Quote every entry word for word.

• Data shown:
++++

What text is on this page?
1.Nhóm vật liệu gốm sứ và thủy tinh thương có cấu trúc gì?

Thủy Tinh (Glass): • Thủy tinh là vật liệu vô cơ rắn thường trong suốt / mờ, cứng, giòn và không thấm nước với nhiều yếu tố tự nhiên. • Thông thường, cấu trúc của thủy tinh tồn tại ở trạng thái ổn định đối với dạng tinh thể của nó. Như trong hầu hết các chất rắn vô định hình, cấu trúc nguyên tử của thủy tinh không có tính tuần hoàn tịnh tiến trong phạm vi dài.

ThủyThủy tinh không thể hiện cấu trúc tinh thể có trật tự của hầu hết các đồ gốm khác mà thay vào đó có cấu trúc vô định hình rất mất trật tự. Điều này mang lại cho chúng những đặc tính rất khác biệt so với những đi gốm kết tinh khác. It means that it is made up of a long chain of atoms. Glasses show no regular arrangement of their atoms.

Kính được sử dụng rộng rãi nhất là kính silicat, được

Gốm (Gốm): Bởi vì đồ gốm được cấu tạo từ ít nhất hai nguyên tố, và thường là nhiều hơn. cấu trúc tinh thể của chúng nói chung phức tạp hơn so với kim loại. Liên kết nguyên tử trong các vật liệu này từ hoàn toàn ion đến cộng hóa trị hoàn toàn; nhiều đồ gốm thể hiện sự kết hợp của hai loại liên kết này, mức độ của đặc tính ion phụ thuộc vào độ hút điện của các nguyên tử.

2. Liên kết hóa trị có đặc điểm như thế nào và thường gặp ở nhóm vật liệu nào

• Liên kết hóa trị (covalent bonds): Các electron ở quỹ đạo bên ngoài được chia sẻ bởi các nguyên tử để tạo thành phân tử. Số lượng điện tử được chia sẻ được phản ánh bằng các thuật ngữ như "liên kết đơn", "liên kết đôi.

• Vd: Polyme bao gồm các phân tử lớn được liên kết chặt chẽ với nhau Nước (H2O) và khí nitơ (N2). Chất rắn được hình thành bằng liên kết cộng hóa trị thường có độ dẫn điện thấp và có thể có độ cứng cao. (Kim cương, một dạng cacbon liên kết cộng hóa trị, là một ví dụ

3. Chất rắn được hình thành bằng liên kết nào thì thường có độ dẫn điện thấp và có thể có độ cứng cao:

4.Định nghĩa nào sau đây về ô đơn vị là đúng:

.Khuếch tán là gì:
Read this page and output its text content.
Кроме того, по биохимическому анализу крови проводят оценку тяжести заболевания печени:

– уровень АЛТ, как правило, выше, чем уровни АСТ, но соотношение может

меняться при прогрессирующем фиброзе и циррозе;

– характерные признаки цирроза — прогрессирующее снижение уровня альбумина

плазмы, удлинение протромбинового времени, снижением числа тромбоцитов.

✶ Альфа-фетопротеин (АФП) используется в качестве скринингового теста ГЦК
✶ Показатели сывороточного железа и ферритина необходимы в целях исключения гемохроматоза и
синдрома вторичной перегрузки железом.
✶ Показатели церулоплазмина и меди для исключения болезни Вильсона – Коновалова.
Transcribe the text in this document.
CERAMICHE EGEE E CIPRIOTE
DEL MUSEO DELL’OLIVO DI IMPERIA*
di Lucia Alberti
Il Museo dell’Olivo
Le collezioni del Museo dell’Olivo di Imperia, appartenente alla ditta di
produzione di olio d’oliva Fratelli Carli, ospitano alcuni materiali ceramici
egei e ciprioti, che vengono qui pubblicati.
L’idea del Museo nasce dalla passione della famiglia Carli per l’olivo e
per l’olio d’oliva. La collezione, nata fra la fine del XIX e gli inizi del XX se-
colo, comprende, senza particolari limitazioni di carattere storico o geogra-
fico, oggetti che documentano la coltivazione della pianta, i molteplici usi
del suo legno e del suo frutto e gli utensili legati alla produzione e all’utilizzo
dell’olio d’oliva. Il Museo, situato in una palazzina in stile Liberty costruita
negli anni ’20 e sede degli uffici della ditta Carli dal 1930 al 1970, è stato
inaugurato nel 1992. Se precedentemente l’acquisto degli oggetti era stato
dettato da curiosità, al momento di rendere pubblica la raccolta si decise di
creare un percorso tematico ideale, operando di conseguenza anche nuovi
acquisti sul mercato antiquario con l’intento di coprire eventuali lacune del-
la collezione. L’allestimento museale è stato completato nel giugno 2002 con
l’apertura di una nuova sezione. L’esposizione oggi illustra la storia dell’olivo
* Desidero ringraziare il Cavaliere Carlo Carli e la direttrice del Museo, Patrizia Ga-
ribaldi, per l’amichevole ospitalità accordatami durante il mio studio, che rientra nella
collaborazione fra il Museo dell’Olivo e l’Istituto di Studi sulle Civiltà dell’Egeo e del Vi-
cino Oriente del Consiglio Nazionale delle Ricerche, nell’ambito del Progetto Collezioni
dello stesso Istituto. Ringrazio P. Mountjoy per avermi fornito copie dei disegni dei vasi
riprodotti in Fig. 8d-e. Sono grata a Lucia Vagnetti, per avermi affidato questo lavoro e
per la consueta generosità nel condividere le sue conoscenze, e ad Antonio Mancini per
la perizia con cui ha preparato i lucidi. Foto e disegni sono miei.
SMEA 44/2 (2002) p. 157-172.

++++

• Problem solution:
What text is on this page?
1.Nhóm vật liệu gốm sứ và thủy tinh thương có cấu trúc gì?

Thủy Tinh (Glass): • Thủy tinh là vật liệu vô cơ rắn thường trong suốt / mờ, cứng, giòn và không thấm nước với nhiều yếu tố tự nhiên. • Thông thường, cấu trúc của thủy tinh tồn tại ở trạng thái ổn định đối với dạng tinh thể của nó. Như trong hầu hết các chất rắn vô định hình, cấu trúc nguyên tử của thủy tinh không có tính tuần hoàn tịnh tiến trong phạm vi dài.

ThủyThủy tinh không thể hiện cấu trúc tinh thể có trật tự của hầu hết các đồ gốm khác mà thay vào đó có cấu trúc vô định hình rất mất trật tự. Điều này mang lại cho chúng những đặc tính rất khác biệt so với những đi gốm kết tinh khác. It means that it is made up of a long chain of atoms. Glasses show no regular arrangement of their atoms.

Kính được sử dụng rộng rãi nhất là kính silicat, được

Gốm (Gốm): Bởi vì đồ gốm được cấu tạo từ ít nhất hai nguyên tố, và thường là nhiều hơn. cấu trúc tinh thể của chúng nói chung phức tạp hơn so với kim loại. Liên kết nguyên tử trong các vật liệu này từ hoàn toàn ion đến cộng hóa trị hoàn toàn; nhiều đồ gốm thể hiện sự kết hợp của hai loại liên kết này, mức độ của đặc tính ion phụ thuộc vào độ hút điện của các nguyên tử.

2. Liên kết hóa trị có đặc điểm như thế nào và thường gặp ở nhóm vật liệu nào

• Liên kết hóa trị (covalent bonds): Các electron ở quỹ đạo bên ngoài được chia sẻ bởi các nguyên tử để tạo thành phân tử. Số lượng điện tử được chia sẻ được phản ánh bằng các thuật ngữ như "liên kết đơn", "liên kết đôi.

• Vd: Polyme bao gồm các phân tử lớn được liên kết chặt chẽ với nhau Nước (H2O) và khí nitơ (N2). Chất rắn được hình thành bằng liên kết cộng hóa trị thường có độ dẫn điện thấp và có thể có độ cứng cao. (Kim cương, một dạng cacbon liên kết cộng hóa trị, là một ví dụ

3. Chất rắn được hình thành bằng liên kết nào thì thường có độ dẫn điện thấp và có thể có độ cứng cao:

4.Định nghĩa nào sau đây về ô đơn vị là đúng:

.Khuếch tán là gì:
Read this page and output its text content.
Кроме того, по биохимическому анализу крови проводят оценку тяжести заболевания печени:

– уровень АЛТ, как правило, выше, чем уровни АСТ, но соотношение может

меняться при прогрессирующем фиброзе и циррозе;

– характерные признаки цирроза — прогрессирующее снижение уровня альбумина

плазмы, удлинение протромбинового времени, снижением числа тромбоцитов.

✶ Альфа-фетопротеин (АФП) используется в качестве скринингового теста ГЦК
✶ Показатели сывороточного железа и ферритина необходимы в целях исключения гемохроматоза и
синдрома вторичной перегрузки железом.
✶ Показатели церулоплазмина и меди для исключения болезни Вильсона – Коновалова.
Transcribe the text in this document.
CERAMICHE EGEE E CIPRIOTE
DEL MUSEO DELL’OLIVO DI IMPERIA*
di Lucia Alberti
Il Museo dell’Olivo
Le collezioni del Museo dell’Olivo di Imperia, appartenente alla ditta di
produzione di olio d’oliva Fratelli Carli, ospitano alcuni materiali ceramici
egei e ciprioti, che vengono qui pubblicati.
L’idea del Museo nasce dalla passione della famiglia Carli per l’olivo e
per l’olio d’oliva. La collezione, nata fra la fine del XIX e gli inizi del XX se-
colo, comprende, senza particolari limitazioni di carattere storico o geogra-
fico, oggetti che documentano la coltivazione della pianta, i molteplici usi
del suo legno e del suo frutto e gli utensili legati alla produzione e all’utilizzo
dell’olio d’oliva. Il Museo, situato in una palazzina in stile Liberty costruita
negli anni ’20 e sede degli uffici della ditta Carli dal 1930 al 1970, è stato
inaugurato nel 1992. Se precedentemente l’acquisto degli oggetti era stato
dettato da curiosità, al momento di rendere pubblica la raccolta si decise di
creare un percorso tematico ideale, operando di conseguenza anche nuovi
acquisti sul mercato antiquario con l’intento di coprire eventuali lacune del-
la collezione. L’allestimento museale è stato completato nel giugno 2002 con
l’apertura di una nuova sezione. L’esposizione oggi illustra la storia dell’olivo
* Desidero ringraziare il Cavaliere Carlo Carli e la direttrice del Museo, Patrizia Ga-
ribaldi, per l’amichevole ospitalità accordatami durante il mio studio, che rientra nella
collaborazione fra il Museo dell’Olivo e l’Istituto di Studi sulle Civiltà dell’Egeo e del Vi-
cino Oriente del Consiglio Nazionale delle Ricerche, nell’ambito del Progetto Collezioni
dello stesso Istituto. Ringrazio P. Mountjoy per avermi fornito copie dei disegni dei vasi
riprodotti in Fig. 8d-e. Sono grata a Lucia Vagnetti, per avermi affidato questo lavoro e
per la consueta generosità nel condividere le sue conoscenze, e ad Antonio Mancini per
la perizia con cui ha preparato i lucidi. Foto e disegni sono miei.
SMEA 44/2 (2002) p. 157-172.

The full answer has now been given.